> [Objective] Answer with one number only: the number of lines that include the word "honorer".

Data entries
— BEGIN —
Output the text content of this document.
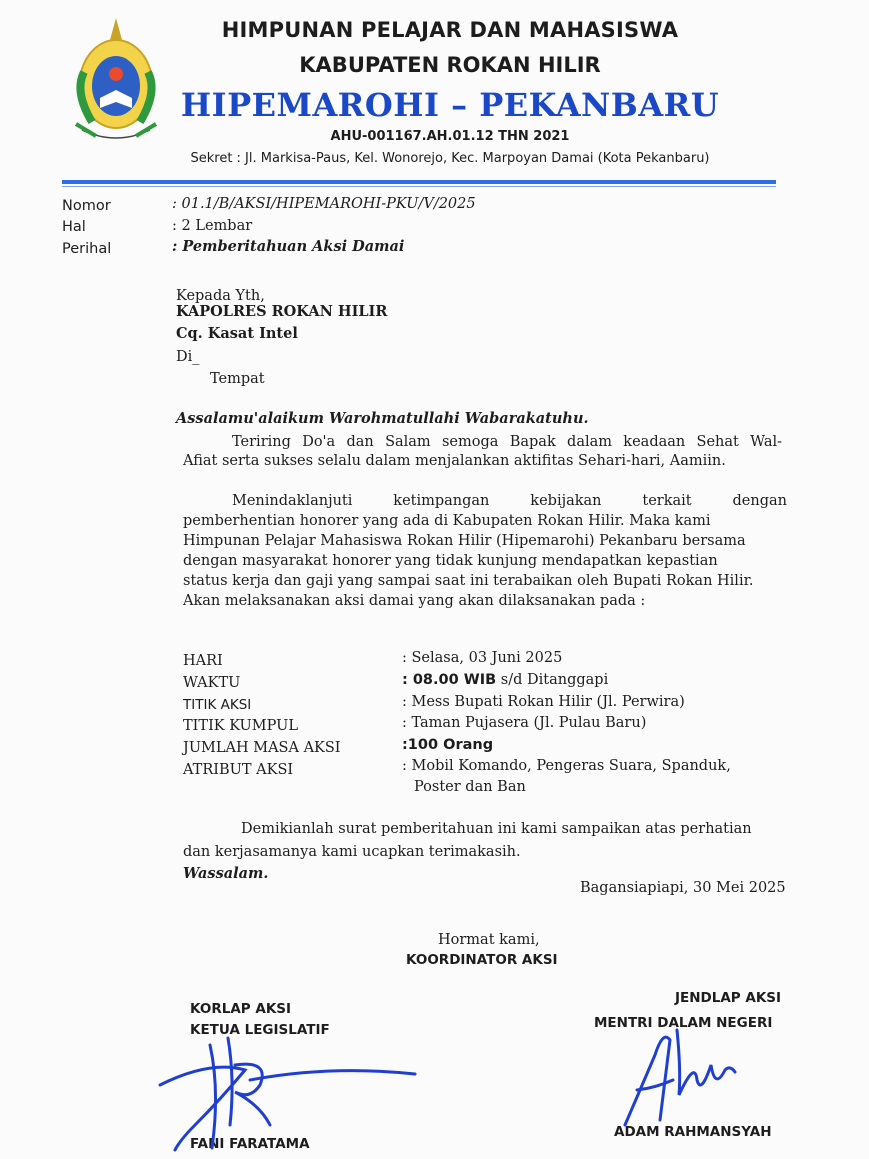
HIMPUNAN PELAJAR DAN MAHASISWA

KABUPATEN ROKAN HILIR

HIPEMAROHI – PEKANBARU

AHU-001167.AH.01.12 THN 2021

Sekret : Jl. Markisa-Paus, Kel. Wonorejo, Kec. Marpoyan Damai (Kota Pekanbaru)

Nomor	: 01.1/B/AKSI/HIPEMAROHI-PKU/V/2025

Hal	: 2 Lembar

Perihal	: Pemberitahuan Aksi Damai

Kepada Yth,

KAPOLRES ROKAN HILIR

Cq. Kasat Intel

Di_

Tempat

Assalamu'alaikum Warohmatullahi Wabarakatuhu.

Teriring Do'a dan Salam semoga Bapak dalam keadaan Sehat Wal-

Afiat serta sukses selalu dalam menjalankan aktifitas Sehari-hari, Aamiin.

Menindaklanjuti ketimpangan kebijakan terkait dengan

pemberhentian honorer yang ada di Kabupaten Rokan Hilir. Maka kami

Himpunan Pelajar Mahasiswa Rokan Hilir (Hipemarohi) Pekanbaru bersama

dengan masyarakat honorer yang tidak kunjung mendapatkan kepastian

status kerja dan gaji yang sampai saat ini terabaikan oleh Bupati Rokan Hilir.

Akan melaksanakan aksi damai yang akan dilaksanakan pada :

HARI	: Selasa, 03 Juni 2025

WAKTU	: 08.00 WIB s/d Ditanggapi

TITIK AKSI	: Mess Bupati Rokan Hilir (Jl. Perwira)

TITIK KUMPUL	: Taman Pujasera (Jl. Pulau Baru)

JUMLAH MASA AKSI	:100 Orang

ATRIBUT AKSI	: Mobil Komando, Pengeras Suara, Spanduk,

Poster dan Ban

Demikianlah surat pemberitahuan ini kami sampaikan atas perhatian

dan kerjasamanya kami ucapkan terimakasih.

Wassalam.

Bagansiapiapi, 30 Mei 2025

Hormat kami,

KOORDINATOR AKSI

KORLAP AKSI

KETUA LEGISLATIF

FANI FARATAMA

JENDLAP AKSI

MENTRI DALAM NEGERI

ADAM RAHMANSYAH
— END —
> [Solution to this problem] 2